What to produce:
Write out the full listing exactly as given, minus the images.
___ Data for this task ___
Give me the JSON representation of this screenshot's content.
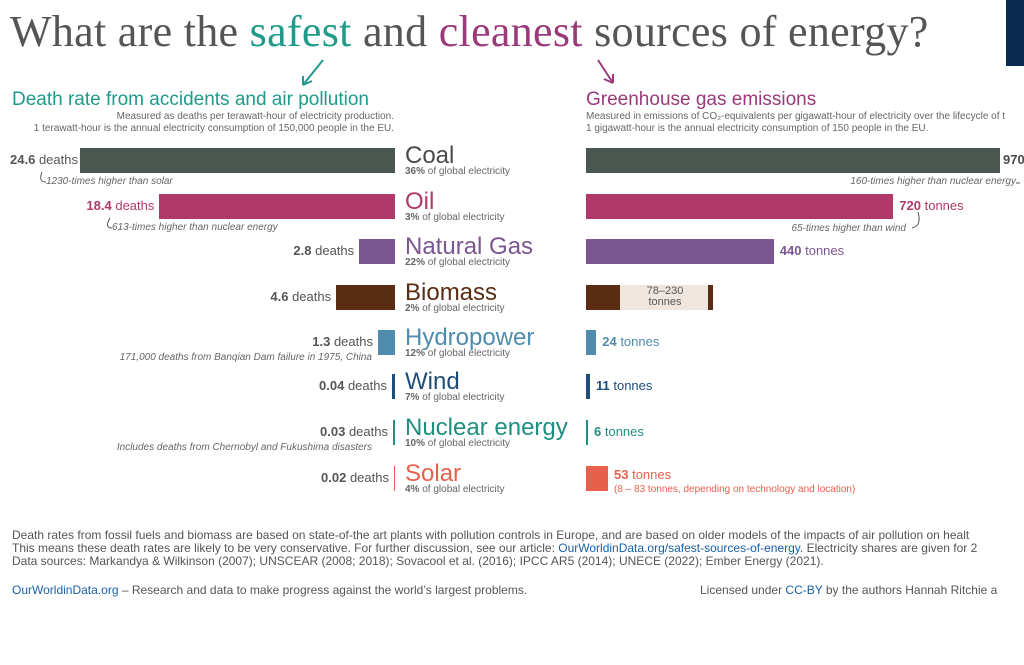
{
  "title": {
    "prefix": "What are the",
    "safest": "safest",
    "and": "and",
    "cleanest": "cleanest",
    "suffix": "sources of energy?"
  },
  "left_panel": {
    "heading": "Death rate from accidents and air pollution",
    "sub1": "Measured as deaths per terawatt-hour of electricity production.",
    "sub2": "1 terawatt-hour is the annual electricity consumption of 150,000 people in the EU."
  },
  "right_panel": {
    "heading": "Greenhouse gas emissions",
    "sub1": "Measured in emissions of CO₂-equivalents per gigawatt-hour of electricity over the lifecycle of t",
    "sub2": "1 gigawatt-hour is the annual electricity consumption of 150 people in the EU."
  },
  "colors": {
    "coal": "#4a5750",
    "oil": "#b1396a",
    "gas": "#7b5590",
    "biomass": "#5a2c14",
    "hydro": "#4f8cad",
    "wind": "#1e4d78",
    "nuclear": "#1e8f80",
    "solar": "#e8604c"
  },
  "chart_data": [
    {
      "type": "bar",
      "title": "Death rate from accidents and air pollution",
      "categories": [
        "Coal",
        "Oil",
        "Natural Gas",
        "Biomass",
        "Hydropower",
        "Wind",
        "Nuclear energy",
        "Solar"
      ],
      "values": [
        24.6,
        18.4,
        2.8,
        4.6,
        1.3,
        0.04,
        0.03,
        0.02
      ],
      "unit": "deaths per terawatt-hour",
      "value_labels": [
        "24.6",
        "18.4",
        "2.8",
        "4.6",
        "1.3",
        "0.04",
        "0.03",
        "0.02"
      ],
      "unit_word": "deaths",
      "orientation": "horizontal-leftward"
    },
    {
      "type": "bar",
      "title": "Greenhouse gas emissions",
      "categories": [
        "Coal",
        "Oil",
        "Natural Gas",
        "Biomass",
        "Hydropower",
        "Wind",
        "Nuclear energy",
        "Solar"
      ],
      "values": [
        970,
        720,
        440,
        78,
        24,
        11,
        6,
        53
      ],
      "range_biomass": [
        78,
        230
      ],
      "unit": "tonnes CO2-eq per gigawatt-hour",
      "value_labels": [
        "970",
        "720",
        "440",
        "78–230",
        "24",
        "11",
        "6",
        "53"
      ],
      "unit_word": "tonnes",
      "orientation": "horizontal-rightward"
    }
  ],
  "categories": [
    {
      "name": "Coal",
      "share": "36%",
      "share_text": "of global electricity",
      "death_note": "1230-times higher than solar",
      "ghg_note": "160-times higher than nuclear energy"
    },
    {
      "name": "Oil",
      "share": "3%",
      "share_text": "of global electricity",
      "death_note": "613-times higher than nuclear energy",
      "ghg_note": "65-times higher than wind"
    },
    {
      "name": "Natural Gas",
      "share": "22%",
      "share_text": "of global electricity"
    },
    {
      "name": "Biomass",
      "share": "2%",
      "share_text": "of global electricity",
      "ghg_range": "78–230",
      "ghg_range_unit": "tonnes"
    },
    {
      "name": "Hydropower",
      "share": "12%",
      "share_text": "of global electricity",
      "death_note": "171,000 deaths from Banqian Dam failure in 1975, China"
    },
    {
      "name": "Wind",
      "share": "7%",
      "share_text": "of global electricity"
    },
    {
      "name": "Nuclear energy",
      "share": "10%",
      "share_text": "of global electricity",
      "death_note": "Includes deaths from Chernobyl and Fukushima disasters"
    },
    {
      "name": "Solar",
      "share": "4%",
      "share_text": "of global electricity",
      "ghg_note": "(8 – 83 tonnes, depending on technology and location)"
    }
  ],
  "footer": {
    "line1": "Death rates from fossil fuels and biomass are based on state-of-the art plants with pollution controls in Europe, and are based on older models of the impacts of air pollution on healt",
    "line2a": "This means these death rates are likely to be very conservative. For further discussion, see our article: ",
    "line2link": "OurWorldinData.org/safest-sources-of-energy",
    "line2b": ". Electricity shares are given for 2",
    "line3": "Data sources: Markandya & Wilkinson (2007); UNSCEAR (2008; 2018); Sovacool et al. (2016); IPCC AR5 (2014); UNECE (2022); Ember Energy (2021).",
    "line4link": "OurWorldinData.org",
    "line4b": " – Research and data to make progress against the world’s largest problems.",
    "license_a": "Licensed under ",
    "license_link": "CC-BY",
    "license_b": " by the authors Hannah Ritchie a"
  }
}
___
Reply:
Give me the JSON representation of this screenshot's content.
{
  "title": {
    "prefix": "What are the",
    "safest": "safest",
    "and": "and",
    "cleanest": "cleanest",
    "suffix": "sources of energy?"
  },
  "left_panel": {
    "heading": "Death rate from accidents and air pollution",
    "sub1": "Measured as deaths per terawatt-hour of electricity production.",
    "sub2": "1 terawatt-hour is the annual electricity consumption of 150,000 people in the EU."
  },
  "right_panel": {
    "heading": "Greenhouse gas emissions",
    "sub1": "Measured in emissions of CO₂-equivalents per gigawatt-hour of electricity over the lifecycle of t",
    "sub2": "1 gigawatt-hour is the annual electricity consumption of 150 people in the EU."
  },
  "colors": {
    "coal": "#4a5750",
    "oil": "#b1396a",
    "gas": "#7b5590",
    "biomass": "#5a2c14",
    "hydro": "#4f8cad",
    "wind": "#1e4d78",
    "nuclear": "#1e8f80",
    "solar": "#e8604c"
  },
  "chart_data": [
    {
      "type": "bar",
      "title": "Death rate from accidents and air pollution",
      "categories": [
        "Coal",
        "Oil",
        "Natural Gas",
        "Biomass",
        "Hydropower",
        "Wind",
        "Nuclear energy",
        "Solar"
      ],
      "values": [
        24.6,
        18.4,
        2.8,
        4.6,
        1.3,
        0.04,
        0.03,
        0.02
      ],
      "unit": "deaths per terawatt-hour",
      "value_labels": [
        "24.6",
        "18.4",
        "2.8",
        "4.6",
        "1.3",
        "0.04",
        "0.03",
        "0.02"
      ],
      "unit_word": "deaths",
      "orientation": "horizontal-leftward"
    },
    {
      "type": "bar",
      "title": "Greenhouse gas emissions",
      "categories": [
        "Coal",
        "Oil",
        "Natural Gas",
        "Biomass",
        "Hydropower",
        "Wind",
        "Nuclear energy",
        "Solar"
      ],
      "values": [
        970,
        720,
        440,
        78,
        24,
        11,
        6,
        53
      ],
      "range_biomass": [
        78,
        230
      ],
      "unit": "tonnes CO2-eq per gigawatt-hour",
      "value_labels": [
        "970",
        "720",
        "440",
        "78–230",
        "24",
        "11",
        "6",
        "53"
      ],
      "unit_word": "tonnes",
      "orientation": "horizontal-rightward"
    }
  ],
  "categories": [
    {
      "name": "Coal",
      "share": "36%",
      "share_text": "of global electricity",
      "death_note": "1230-times higher than solar",
      "ghg_note": "160-times higher than nuclear energy"
    },
    {
      "name": "Oil",
      "share": "3%",
      "share_text": "of global electricity",
      "death_note": "613-times higher than nuclear energy",
      "ghg_note": "65-times higher than wind"
    },
    {
      "name": "Natural Gas",
      "share": "22%",
      "share_text": "of global electricity"
    },
    {
      "name": "Biomass",
      "share": "2%",
      "share_text": "of global electricity",
      "ghg_range": "78–230",
      "ghg_range_unit": "tonnes"
    },
    {
      "name": "Hydropower",
      "share": "12%",
      "share_text": "of global electricity",
      "death_note": "171,000 deaths from Banqian Dam failure in 1975, China"
    },
    {
      "name": "Wind",
      "share": "7%",
      "share_text": "of global electricity"
    },
    {
      "name": "Nuclear energy",
      "share": "10%",
      "share_text": "of global electricity",
      "death_note": "Includes deaths from Chernobyl and Fukushima disasters"
    },
    {
      "name": "Solar",
      "share": "4%",
      "share_text": "of global electricity",
      "ghg_note": "(8 – 83 tonnes, depending on technology and location)"
    }
  ],
  "footer": {
    "line1": "Death rates from fossil fuels and biomass are based on state-of-the art plants with pollution controls in Europe, and are based on older models of the impacts of air pollution on healt",
    "line2a": "This means these death rates are likely to be very conservative. For further discussion, see our article: ",
    "line2link": "OurWorldinData.org/safest-sources-of-energy",
    "line2b": ". Electricity shares are given for 2",
    "line3": "Data sources: Markandya & Wilkinson (2007); UNSCEAR (2008; 2018); Sovacool et al. (2016); IPCC AR5 (2014); UNECE (2022); Ember Energy (2021).",
    "line4link": "OurWorldinData.org",
    "line4b": " – Research and data to make progress against the world’s largest problems.",
    "license_a": "Licensed under ",
    "license_link": "CC-BY",
    "license_b": " by the authors Hannah Ritchie a"
  }
}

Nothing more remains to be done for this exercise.